»»

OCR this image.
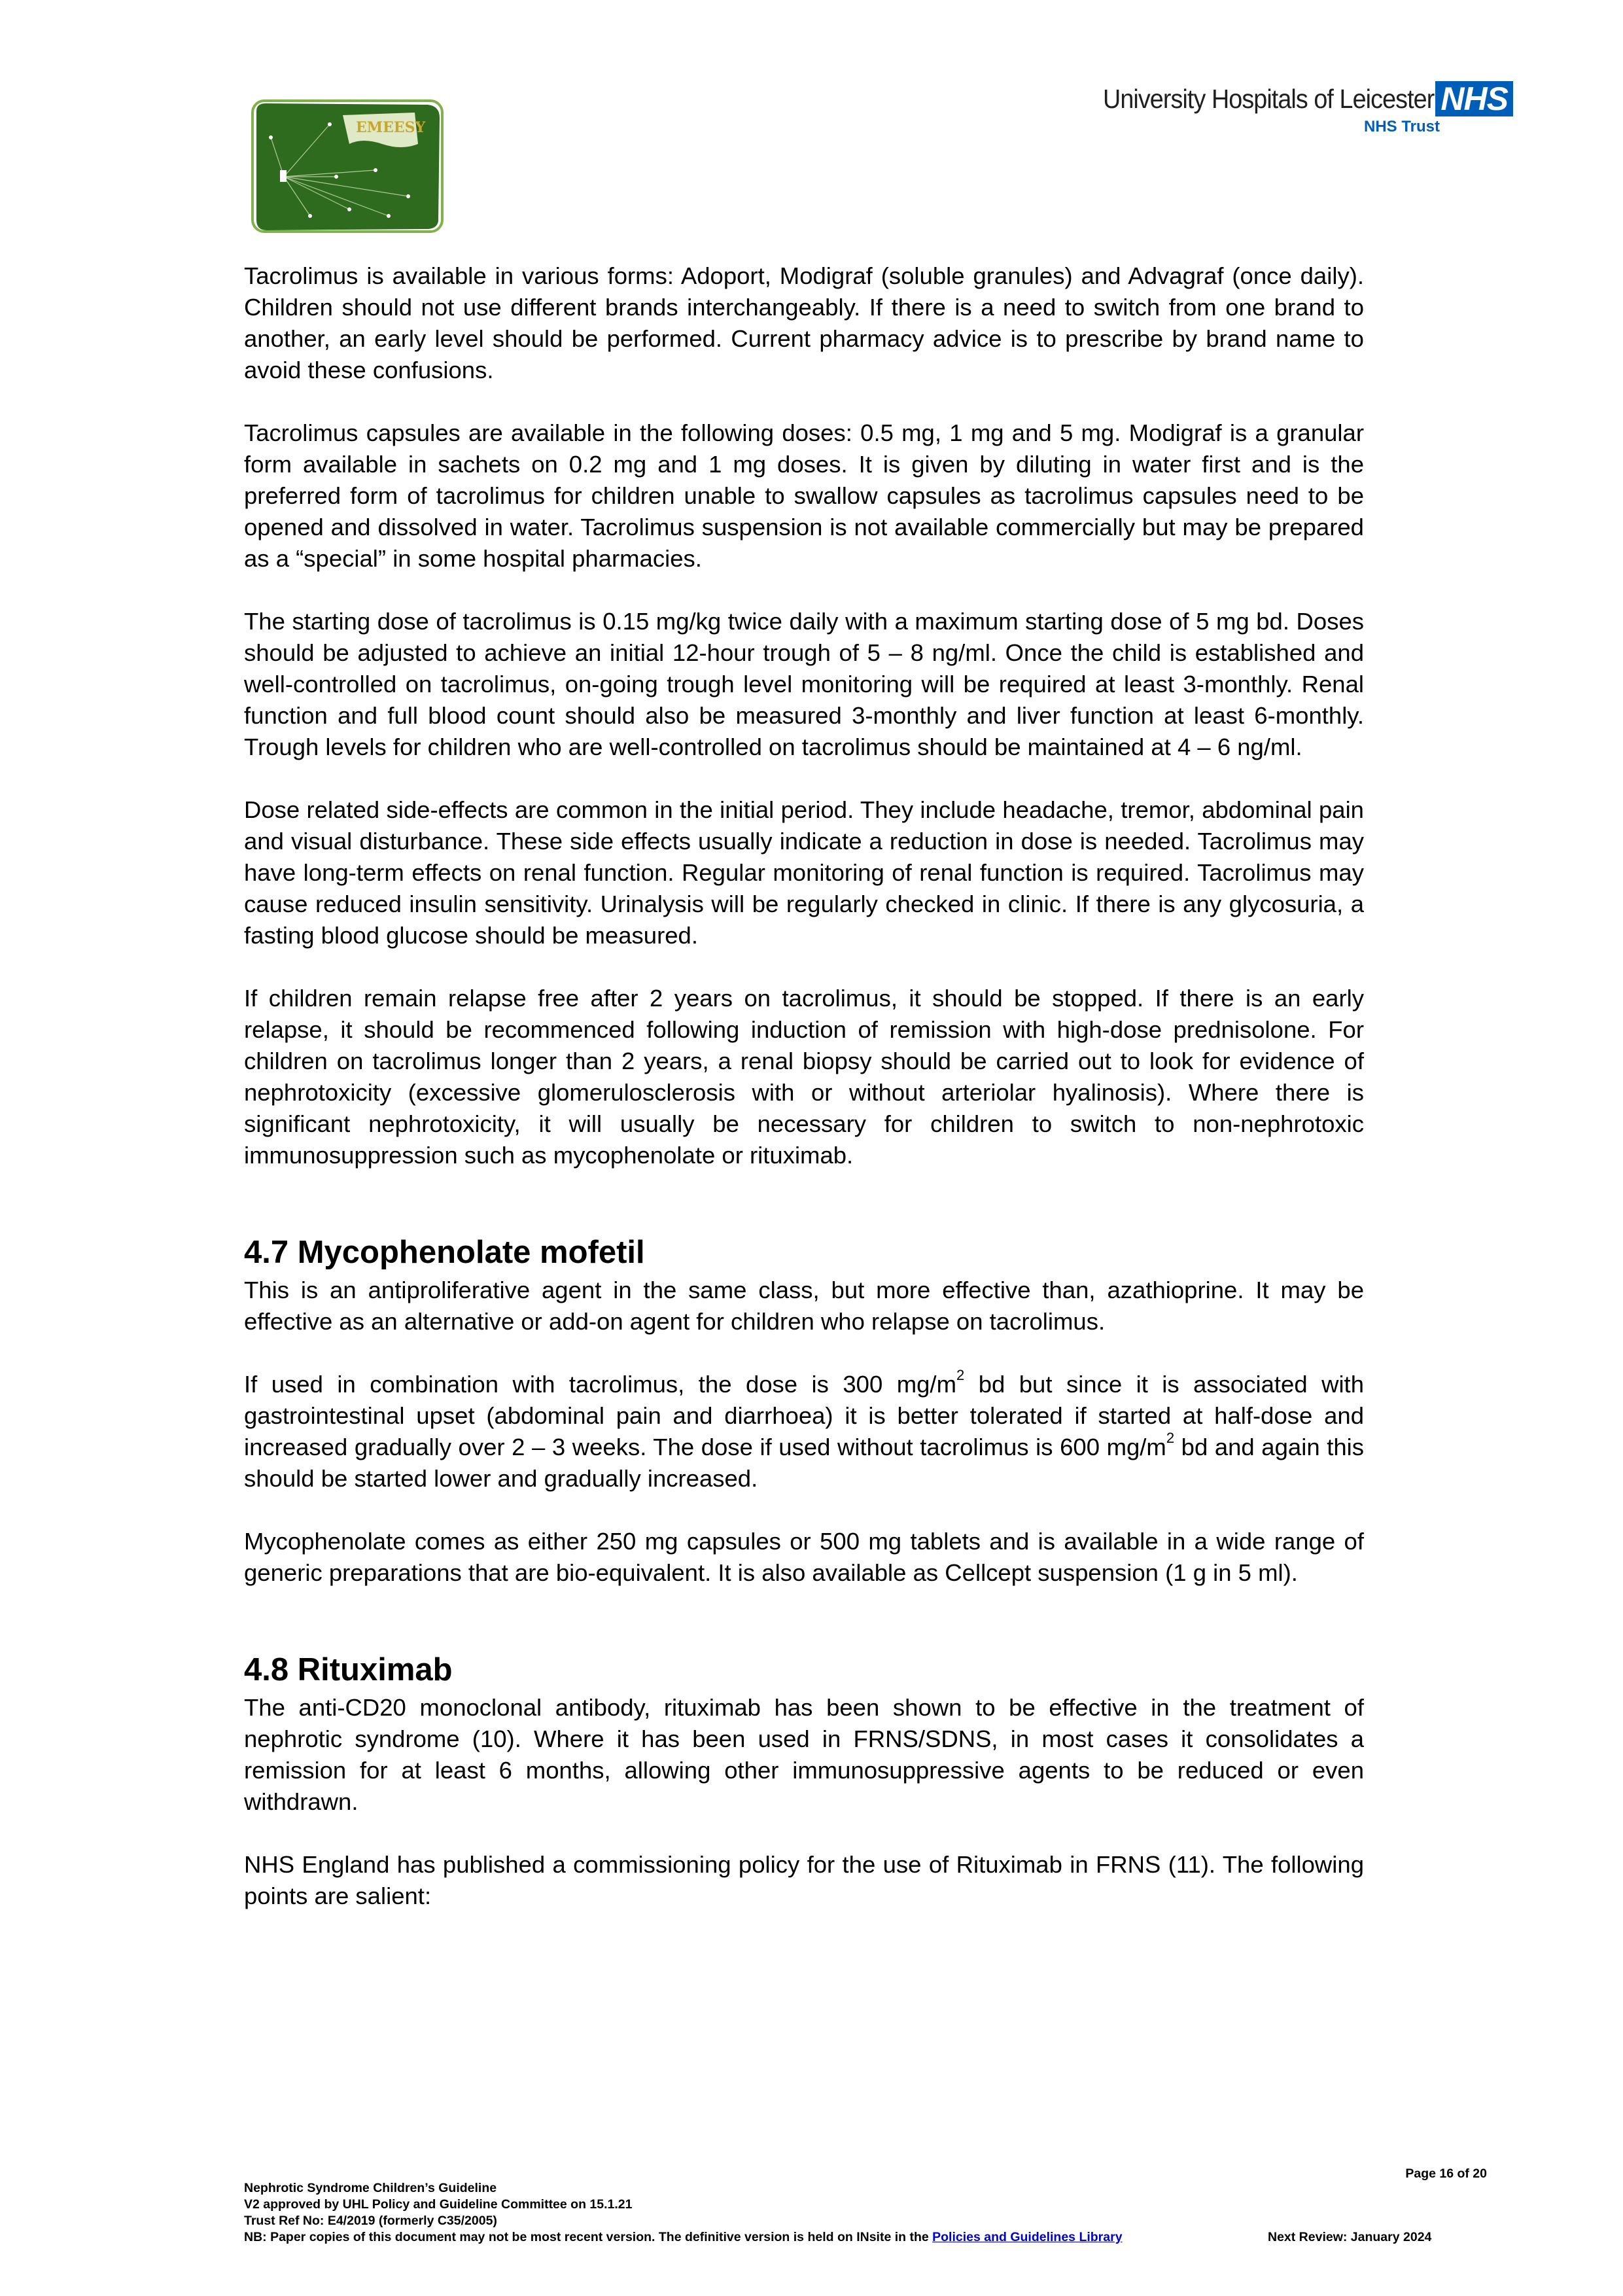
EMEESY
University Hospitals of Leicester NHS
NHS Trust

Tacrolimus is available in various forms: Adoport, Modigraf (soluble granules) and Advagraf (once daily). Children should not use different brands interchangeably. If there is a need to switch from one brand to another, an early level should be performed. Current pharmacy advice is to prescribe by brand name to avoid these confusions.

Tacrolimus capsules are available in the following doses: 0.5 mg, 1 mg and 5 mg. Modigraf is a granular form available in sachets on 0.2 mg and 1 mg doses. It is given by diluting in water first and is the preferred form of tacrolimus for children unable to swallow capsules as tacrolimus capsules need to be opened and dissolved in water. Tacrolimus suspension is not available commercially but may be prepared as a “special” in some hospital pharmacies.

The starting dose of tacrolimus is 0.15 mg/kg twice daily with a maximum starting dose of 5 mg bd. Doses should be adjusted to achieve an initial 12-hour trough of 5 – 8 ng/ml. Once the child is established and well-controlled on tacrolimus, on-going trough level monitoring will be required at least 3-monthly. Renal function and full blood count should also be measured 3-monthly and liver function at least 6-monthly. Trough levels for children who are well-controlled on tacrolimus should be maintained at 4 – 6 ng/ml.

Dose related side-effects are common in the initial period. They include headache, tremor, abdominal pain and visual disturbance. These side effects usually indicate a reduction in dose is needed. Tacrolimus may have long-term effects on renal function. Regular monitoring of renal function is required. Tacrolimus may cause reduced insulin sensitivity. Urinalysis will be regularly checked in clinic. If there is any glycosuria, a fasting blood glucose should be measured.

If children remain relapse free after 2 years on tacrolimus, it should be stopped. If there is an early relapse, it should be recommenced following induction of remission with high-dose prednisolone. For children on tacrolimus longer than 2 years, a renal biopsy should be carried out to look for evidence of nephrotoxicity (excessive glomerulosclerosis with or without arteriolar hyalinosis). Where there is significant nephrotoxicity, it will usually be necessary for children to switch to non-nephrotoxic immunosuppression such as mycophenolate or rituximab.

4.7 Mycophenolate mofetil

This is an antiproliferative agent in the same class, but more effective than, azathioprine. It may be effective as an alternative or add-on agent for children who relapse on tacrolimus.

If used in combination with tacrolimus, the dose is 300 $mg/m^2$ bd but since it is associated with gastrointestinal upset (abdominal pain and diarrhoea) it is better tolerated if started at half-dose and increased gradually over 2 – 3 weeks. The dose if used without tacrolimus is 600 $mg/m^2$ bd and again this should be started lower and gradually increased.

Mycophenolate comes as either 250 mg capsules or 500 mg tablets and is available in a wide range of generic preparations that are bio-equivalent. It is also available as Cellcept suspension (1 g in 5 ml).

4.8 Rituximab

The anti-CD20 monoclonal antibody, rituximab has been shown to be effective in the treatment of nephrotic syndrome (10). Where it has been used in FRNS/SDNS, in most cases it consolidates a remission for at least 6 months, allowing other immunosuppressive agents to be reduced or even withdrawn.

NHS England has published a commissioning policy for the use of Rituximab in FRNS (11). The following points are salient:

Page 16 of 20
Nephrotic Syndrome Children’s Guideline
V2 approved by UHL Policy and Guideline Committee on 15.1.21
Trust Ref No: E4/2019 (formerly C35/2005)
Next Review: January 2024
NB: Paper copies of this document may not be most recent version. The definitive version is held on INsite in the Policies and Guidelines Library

««

**WORK INSTRUCTIONS**
A word-for-word copy of the listing is needed, with no pictures in it.

**ANSWER BOX**
OCR this image.
EMEESY
University Hospitals of Leicester NHS
NHS Trust

Tacrolimus is available in various forms: Adoport, Modigraf (soluble granules) and Advagraf (once daily). Children should not use different brands interchangeably. If there is a need to switch from one brand to another, an early level should be performed. Current pharmacy advice is to prescribe by brand name to avoid these confusions.

Tacrolimus capsules are available in the following doses: 0.5 mg, 1 mg and 5 mg. Modigraf is a granular form available in sachets on 0.2 mg and 1 mg doses. It is given by diluting in water first and is the preferred form of tacrolimus for children unable to swallow capsules as tacrolimus capsules need to be opened and dissolved in water. Tacrolimus suspension is not available commercially but may be prepared as a “special” in some hospital pharmacies.

The starting dose of tacrolimus is 0.15 mg/kg twice daily with a maximum starting dose of 5 mg bd. Doses should be adjusted to achieve an initial 12-hour trough of 5 – 8 ng/ml. Once the child is established and well-controlled on tacrolimus, on-going trough level monitoring will be required at least 3-monthly. Renal function and full blood count should also be measured 3-monthly and liver function at least 6-monthly. Trough levels for children who are well-controlled on tacrolimus should be maintained at 4 – 6 ng/ml.

Dose related side-effects are common in the initial period. They include headache, tremor, abdominal pain and visual disturbance. These side effects usually indicate a reduction in dose is needed. Tacrolimus may have long-term effects on renal function. Regular monitoring of renal function is required. Tacrolimus may cause reduced insulin sensitivity. Urinalysis will be regularly checked in clinic. If there is any glycosuria, a fasting blood glucose should be measured.

If children remain relapse free after 2 years on tacrolimus, it should be stopped. If there is an early relapse, it should be recommenced following induction of remission with high-dose prednisolone. For children on tacrolimus longer than 2 years, a renal biopsy should be carried out to look for evidence of nephrotoxicity (excessive glomerulosclerosis with or without arteriolar hyalinosis). Where there is significant nephrotoxicity, it will usually be necessary for children to switch to non-nephrotoxic immunosuppression such as mycophenolate or rituximab.

4.7 Mycophenolate mofetil

This is an antiproliferative agent in the same class, but more effective than, azathioprine. It may be effective as an alternative or add-on agent for children who relapse on tacrolimus.

If used in combination with tacrolimus, the dose is 300 $mg/m^2$ bd but since it is associated with gastrointestinal upset (abdominal pain and diarrhoea) it is better tolerated if started at half-dose and increased gradually over 2 – 3 weeks. The dose if used without tacrolimus is 600 $mg/m^2$ bd and again this should be started lower and gradually increased.

Mycophenolate comes as either 250 mg capsules or 500 mg tablets and is available in a wide range of generic preparations that are bio-equivalent. It is also available as Cellcept suspension (1 g in 5 ml).

4.8 Rituximab

The anti-CD20 monoclonal antibody, rituximab has been shown to be effective in the treatment of nephrotic syndrome (10). Where it has been used in FRNS/SDNS, in most cases it consolidates a remission for at least 6 months, allowing other immunosuppressive agents to be reduced or even withdrawn.

NHS England has published a commissioning policy for the use of Rituximab in FRNS (11). The following points are salient:

Page 16 of 20
Nephrotic Syndrome Children’s Guideline
V2 approved by UHL Policy and Guideline Committee on 15.1.21
Trust Ref No: E4/2019 (formerly C35/2005)
Next Review: January 2024
NB: Paper copies of this document may not be most recent version. The definitive version is held on INsite in the Policies and Guidelines Library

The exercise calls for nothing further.